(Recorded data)
------------------------------------------------------------------------
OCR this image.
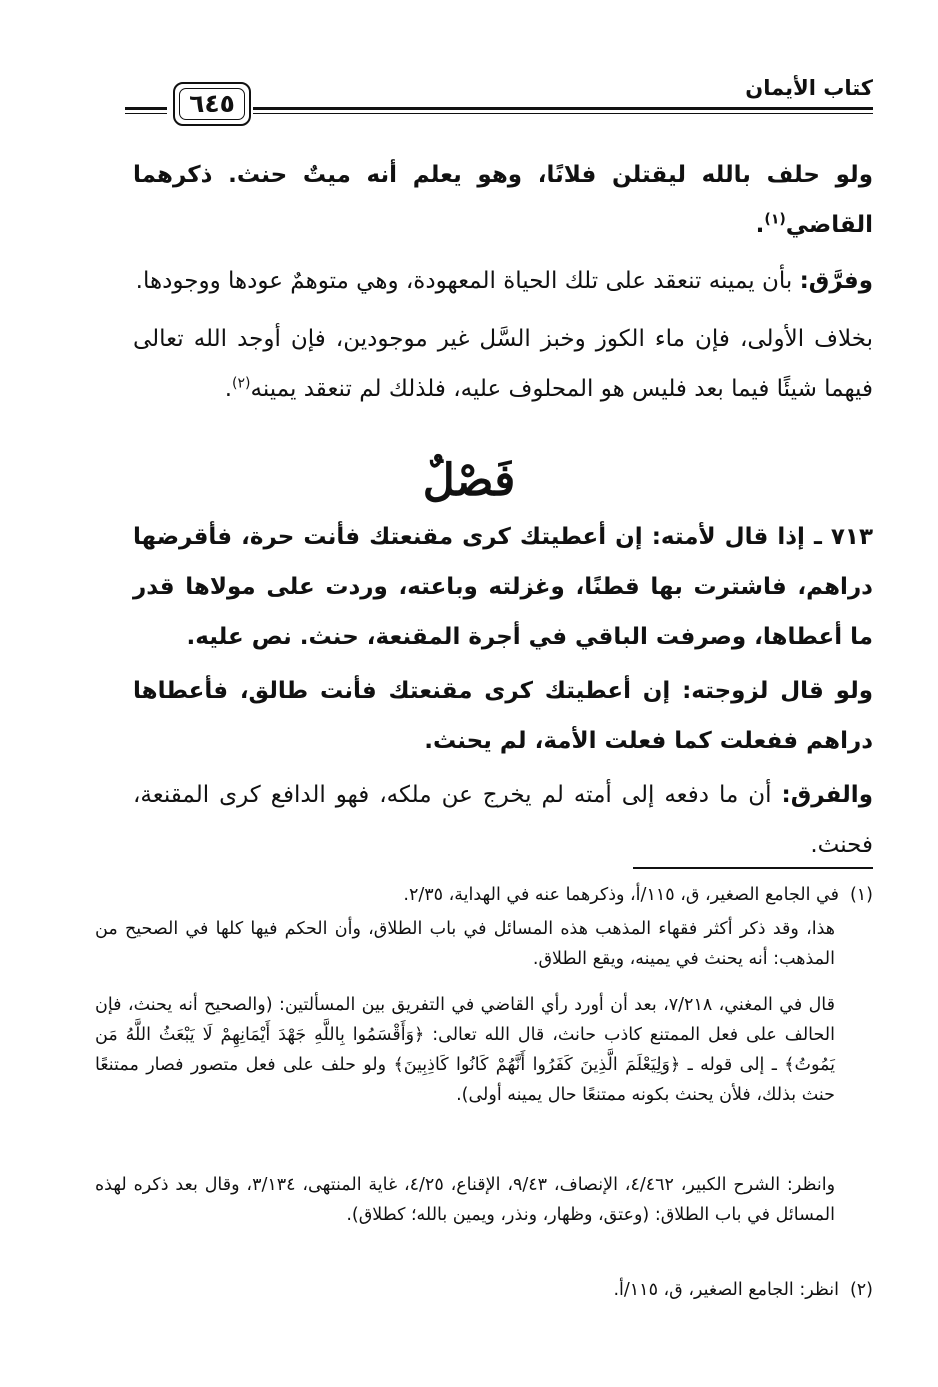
كتاب الأيمان
٦٤٥

ولو حلف بالله ليقتلن فلانًا، وهو يعلم أنه ميتٌ حنث. ذكرهما القاضي$^{(١)}$.

وفرَّق: بأن يمينه تنعقد على تلك الحياة المعهودة، وهي متوهمٌ عودها ووجودها.

بخلاف الأولى، فإن ماء الكوز وخبز السَّل غير موجودين، فإن أوجد الله تعالى فيهما شيئًا فيما بعد فليس هو المحلوف عليه، فلذلك لم تنعقد يمينه$^{(٢)}$.

فَصْلٌ

٧١٣ ـ إذا قال لأمته: إن أعطيتك كرى مقنعتك فأنت حرة، فأقرضها دراهم، فاشترت بها قطنًا، وغزلته وباعته، وردت على مولاها قدر ما أعطاها، وصرفت الباقي في أجرة المقنعة، حنث. نص عليه.

ولو قال لزوجته: إن أعطيتك كرى مقنعتك فأنت طالق، فأعطاها دراهم ففعلت كما فعلت الأمة، لم يحنث.

والفرق: أن ما دفعه إلى أمته لم يخرج عن ملكه، فهو الدافع كرى المقنعة، فحنث.

(١)في الجامع الصغير، ق، ١١٥/أ، وذكرهما عنه في الهداية، ٢/٣٥.

هذا، وقد ذكر أكثر فقهاء المذهب هذه المسائل في باب الطلاق، وأن الحكم فيها كلها في الصحيح من المذهب: أنه يحنث في يمينه، ويقع الطلاق.

قال في المغني، ٧/٢١٨، بعد أن أورد رأي القاضي في التفريق بين المسألتين: (والصحيح أنه يحنث، فإن الحالف على فعل الممتنع كاذب حانث، قال الله تعالى: ﴿وَأَقْسَمُوا بِاللَّهِ جَهْدَ أَيْمَانِهِمْ لَا يَبْعَثُ اللَّهُ مَن يَمُوتُ﴾ ـ إلى قوله ـ ﴿وَلِيَعْلَمَ الَّذِينَ كَفَرُوا أَنَّهُمْ كَانُوا كَاذِبِينَ﴾ ولو حلف على فعل متصور فصار ممتنعًا حنث بذلك، فلأن يحنث بكونه ممتنعًا حال يمينه أولى).

وانظر: الشرح الكبير، ٤/٤٦٢، الإنصاف، ٩/٤٣، الإقناع، ٤/٢٥، غاية المنتهى، ٣/١٣٤، وقال بعد ذكره لهذه المسائل في باب الطلاق: (وعتق، وظهار، ونذر، ويمين بالله؛ كطلاق).

(٢)انظر: الجامع الصغير، ق، ١١٥/أ.
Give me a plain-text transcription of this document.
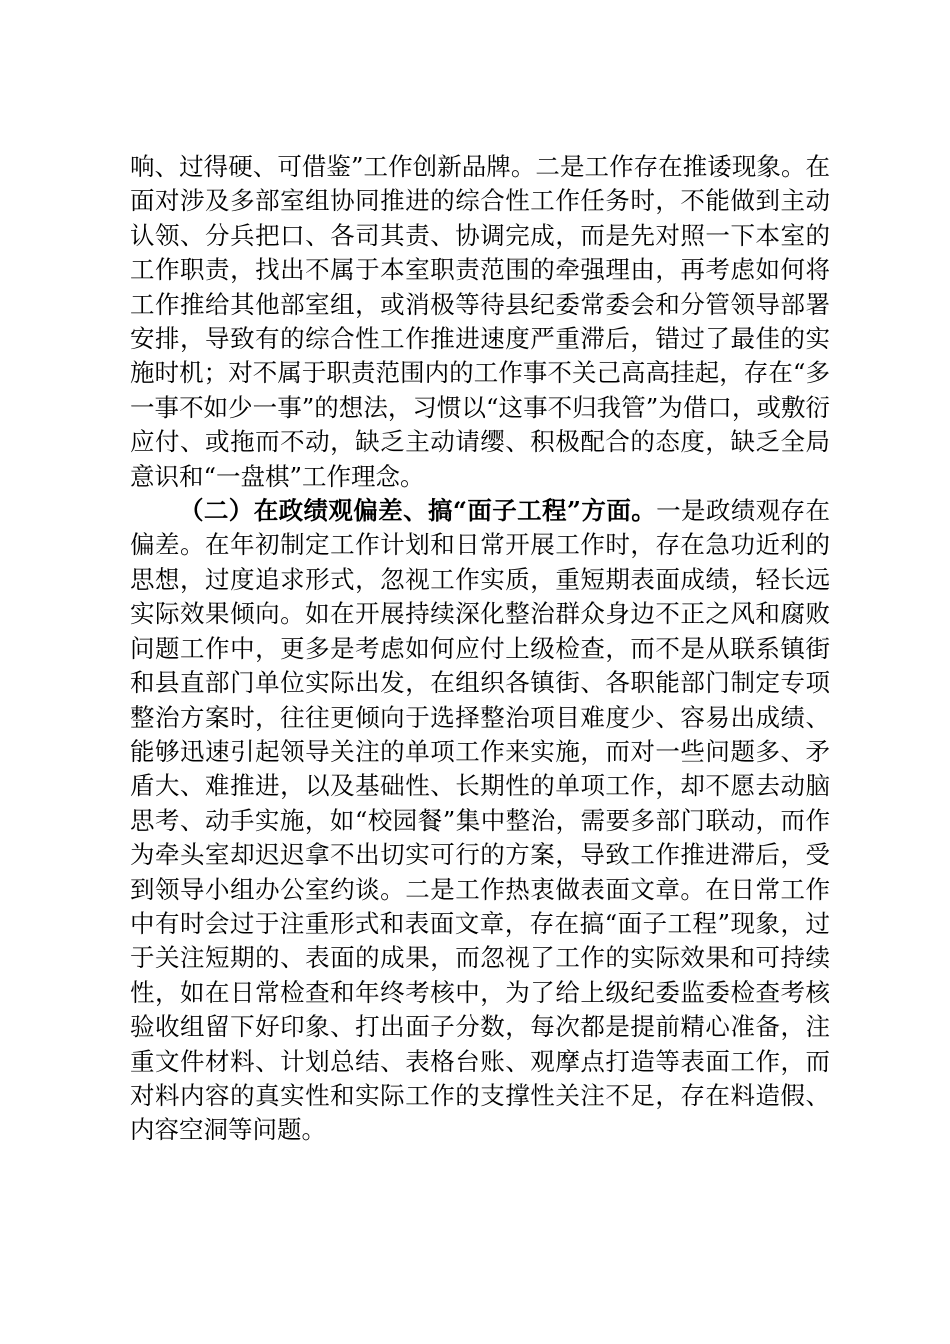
响、过得硬、可借鉴”工作创新品牌。二是工作存在推诿现象。在面对涉及多部室组协同推进的综合性工作任务时，不能做到主动认领、分兵把口、各司其责、协调完成，而是先对照一下本室的工作职责，找出不属于本室职责范围的牵强理由，再考虑如何将工作推给其他部室组，或消极等待县纪委常委会和分管领导部署安排，导致有的综合性工作推进速度严重滞后，错过了最佳的实施时机；对不属于职责范围内的工作事不关己高高挂起，存在“多一事不如少一事”的想法，习惯以“这事不归我管”为借口，或敷衍应付、或拖而不动，缺乏主动请缨、积极配合的态度，缺乏全局意识和“一盘棋”工作理念。

（二）在政绩观偏差、搞“面子工程”方面。一是政绩观存在偏差。在年初制定工作计划和日常开展工作时，存在急功近利的思想，过度追求形式，忽视工作实质，重短期表面成绩，轻长远实际效果倾向。如在开展持续深化整治群众身边不正之风和腐败问题工作中，更多是考虑如何应付上级检查，而不是从联系镇街和县直部门单位实际出发，在组织各镇街、各职能部门制定专项整治方案时，往往更倾向于选择整治项目难度少、容易出成绩、能够迅速引起领导关注的单项工作来实施，而对一些问题多、矛盾大、难推进，以及基础性、长期性的单项工作，却不愿去动脑思考、动手实施，如“校园餐”集中整治，需要多部门联动，而作为牵头室却迟迟拿不出切实可行的方案，导致工作推进滞后，受到领导小组办公室约谈。二是工作热衷做表面文章。在日常工作中有时会过于注重形式和表面文章，存在搞“面子工程”现象，过于关注短期的、表面的成果，而忽视了工作的实际效果和可持续性，如在日常检查和年终考核中，为了给上级纪委监委检查考核验收组留下好印象、打出面子分数，每次都是提前精心准备，注重文件材料、计划总结、表格台账、观摩点打造等表面工作，而对料内容的真实性和实际工作的支撑性关注不足，存在料造假、内容空洞等问题。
------------------------------------------------------------------------
■ Objective
Take the line containing "Give me a plain-text" and every line after it up to the end of the entries, and quote them exactly. Both ends count; the pictures do not.

■ Solution to this task
Give me a plain-text transcription of this document.
响、过得硬、可借鉴”工作创新品牌。二是工作存在推诿现象。在面对涉及多部室组协同推进的综合性工作任务时，不能做到主动认领、分兵把口、各司其责、协调完成，而是先对照一下本室的工作职责，找出不属于本室职责范围的牵强理由，再考虑如何将工作推给其他部室组，或消极等待县纪委常委会和分管领导部署安排，导致有的综合性工作推进速度严重滞后，错过了最佳的实施时机；对不属于职责范围内的工作事不关己高高挂起，存在“多一事不如少一事”的想法，习惯以“这事不归我管”为借口，或敷衍应付、或拖而不动，缺乏主动请缨、积极配合的态度，缺乏全局意识和“一盘棋”工作理念。

（二）在政绩观偏差、搞“面子工程”方面。一是政绩观存在偏差。在年初制定工作计划和日常开展工作时，存在急功近利的思想，过度追求形式，忽视工作实质，重短期表面成绩，轻长远实际效果倾向。如在开展持续深化整治群众身边不正之风和腐败问题工作中，更多是考虑如何应付上级检查，而不是从联系镇街和县直部门单位实际出发，在组织各镇街、各职能部门制定专项整治方案时，往往更倾向于选择整治项目难度少、容易出成绩、能够迅速引起领导关注的单项工作来实施，而对一些问题多、矛盾大、难推进，以及基础性、长期性的单项工作，却不愿去动脑思考、动手实施，如“校园餐”集中整治，需要多部门联动，而作为牵头室却迟迟拿不出切实可行的方案，导致工作推进滞后，受到领导小组办公室约谈。二是工作热衷做表面文章。在日常工作中有时会过于注重形式和表面文章，存在搞“面子工程”现象，过于关注短期的、表面的成果，而忽视了工作的实际效果和可持续性，如在日常检查和年终考核中，为了给上级纪委监委检查考核验收组留下好印象、打出面子分数，每次都是提前精心准备，注重文件材料、计划总结、表格台账、观摩点打造等表面工作，而对料内容的真实性和实际工作的支撑性关注不足，存在料造假、内容空洞等问题。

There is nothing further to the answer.